[What is required] Copy each line below in which the word "fill" occurs.

[Dataset entries on figures]
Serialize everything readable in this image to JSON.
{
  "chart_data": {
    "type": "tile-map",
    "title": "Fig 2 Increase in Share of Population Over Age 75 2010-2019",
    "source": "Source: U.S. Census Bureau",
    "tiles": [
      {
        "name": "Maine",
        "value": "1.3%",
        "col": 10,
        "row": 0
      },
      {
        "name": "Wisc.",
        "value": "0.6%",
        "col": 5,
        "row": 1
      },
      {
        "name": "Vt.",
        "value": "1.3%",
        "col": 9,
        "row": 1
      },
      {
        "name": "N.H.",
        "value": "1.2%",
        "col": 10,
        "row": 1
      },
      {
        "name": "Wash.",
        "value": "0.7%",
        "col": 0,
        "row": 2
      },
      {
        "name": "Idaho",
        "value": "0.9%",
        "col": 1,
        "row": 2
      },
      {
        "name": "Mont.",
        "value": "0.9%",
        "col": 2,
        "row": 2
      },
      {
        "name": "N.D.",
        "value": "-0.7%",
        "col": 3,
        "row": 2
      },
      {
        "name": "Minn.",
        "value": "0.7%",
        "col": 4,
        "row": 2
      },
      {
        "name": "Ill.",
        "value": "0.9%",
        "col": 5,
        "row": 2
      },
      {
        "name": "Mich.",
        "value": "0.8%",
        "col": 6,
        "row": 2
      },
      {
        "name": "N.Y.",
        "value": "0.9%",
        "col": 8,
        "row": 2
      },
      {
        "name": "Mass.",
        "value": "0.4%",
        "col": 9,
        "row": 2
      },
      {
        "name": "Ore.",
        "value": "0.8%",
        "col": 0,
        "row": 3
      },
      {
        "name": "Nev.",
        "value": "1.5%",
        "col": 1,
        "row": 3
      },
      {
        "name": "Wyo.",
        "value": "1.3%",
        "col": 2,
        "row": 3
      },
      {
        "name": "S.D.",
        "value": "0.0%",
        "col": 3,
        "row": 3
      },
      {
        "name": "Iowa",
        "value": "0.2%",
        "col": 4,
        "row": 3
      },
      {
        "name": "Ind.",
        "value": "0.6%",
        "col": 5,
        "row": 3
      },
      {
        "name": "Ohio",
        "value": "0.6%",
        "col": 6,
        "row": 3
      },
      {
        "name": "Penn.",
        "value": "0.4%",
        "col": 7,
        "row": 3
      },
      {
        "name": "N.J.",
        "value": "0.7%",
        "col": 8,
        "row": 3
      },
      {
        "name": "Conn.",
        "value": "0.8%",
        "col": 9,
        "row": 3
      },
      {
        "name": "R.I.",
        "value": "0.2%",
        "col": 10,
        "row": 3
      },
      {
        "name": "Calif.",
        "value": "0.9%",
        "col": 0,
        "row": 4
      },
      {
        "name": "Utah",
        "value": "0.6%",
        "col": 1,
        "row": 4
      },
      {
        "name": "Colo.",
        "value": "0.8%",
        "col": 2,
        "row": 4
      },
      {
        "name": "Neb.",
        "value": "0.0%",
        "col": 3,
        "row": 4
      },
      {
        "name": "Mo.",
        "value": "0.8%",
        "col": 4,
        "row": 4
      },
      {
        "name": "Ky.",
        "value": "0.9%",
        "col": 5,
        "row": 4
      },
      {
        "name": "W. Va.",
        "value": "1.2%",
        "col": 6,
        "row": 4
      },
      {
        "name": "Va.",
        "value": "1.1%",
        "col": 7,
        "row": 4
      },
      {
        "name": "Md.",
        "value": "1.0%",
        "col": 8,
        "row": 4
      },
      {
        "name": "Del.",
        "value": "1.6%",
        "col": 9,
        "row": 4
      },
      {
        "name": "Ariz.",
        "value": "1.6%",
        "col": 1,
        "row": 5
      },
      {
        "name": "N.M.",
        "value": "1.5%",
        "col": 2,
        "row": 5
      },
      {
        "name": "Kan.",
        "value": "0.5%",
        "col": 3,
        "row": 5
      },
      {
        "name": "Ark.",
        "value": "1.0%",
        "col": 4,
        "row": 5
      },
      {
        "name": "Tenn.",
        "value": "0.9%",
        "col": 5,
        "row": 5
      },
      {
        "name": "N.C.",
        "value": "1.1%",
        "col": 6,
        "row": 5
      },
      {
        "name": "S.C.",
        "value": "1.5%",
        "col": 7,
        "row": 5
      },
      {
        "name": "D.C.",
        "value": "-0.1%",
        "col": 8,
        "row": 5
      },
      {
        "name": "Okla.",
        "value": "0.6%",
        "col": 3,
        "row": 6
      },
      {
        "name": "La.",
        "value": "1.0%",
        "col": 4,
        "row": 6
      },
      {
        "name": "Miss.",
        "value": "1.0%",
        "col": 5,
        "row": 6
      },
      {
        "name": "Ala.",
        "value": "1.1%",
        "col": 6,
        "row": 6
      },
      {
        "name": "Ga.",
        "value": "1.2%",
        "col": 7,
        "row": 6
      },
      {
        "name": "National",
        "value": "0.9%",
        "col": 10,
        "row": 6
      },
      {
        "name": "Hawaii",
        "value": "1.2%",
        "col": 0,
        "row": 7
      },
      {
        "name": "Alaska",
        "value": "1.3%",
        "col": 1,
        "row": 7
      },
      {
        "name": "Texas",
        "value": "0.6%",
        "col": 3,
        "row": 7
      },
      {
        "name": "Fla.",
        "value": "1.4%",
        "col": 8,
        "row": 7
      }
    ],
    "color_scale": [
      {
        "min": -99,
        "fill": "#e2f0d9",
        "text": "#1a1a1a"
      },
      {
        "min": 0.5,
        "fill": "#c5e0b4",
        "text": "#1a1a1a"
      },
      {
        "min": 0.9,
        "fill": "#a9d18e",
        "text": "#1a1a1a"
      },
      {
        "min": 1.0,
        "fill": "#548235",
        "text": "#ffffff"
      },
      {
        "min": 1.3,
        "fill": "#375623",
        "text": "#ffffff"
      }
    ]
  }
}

[Answer for this exercise]
        "fill": "#e2f0d9",
        "fill": "#c5e0b4",
        "fill": "#a9d18e",
        "fill": "#548235",
        "fill": "#375623",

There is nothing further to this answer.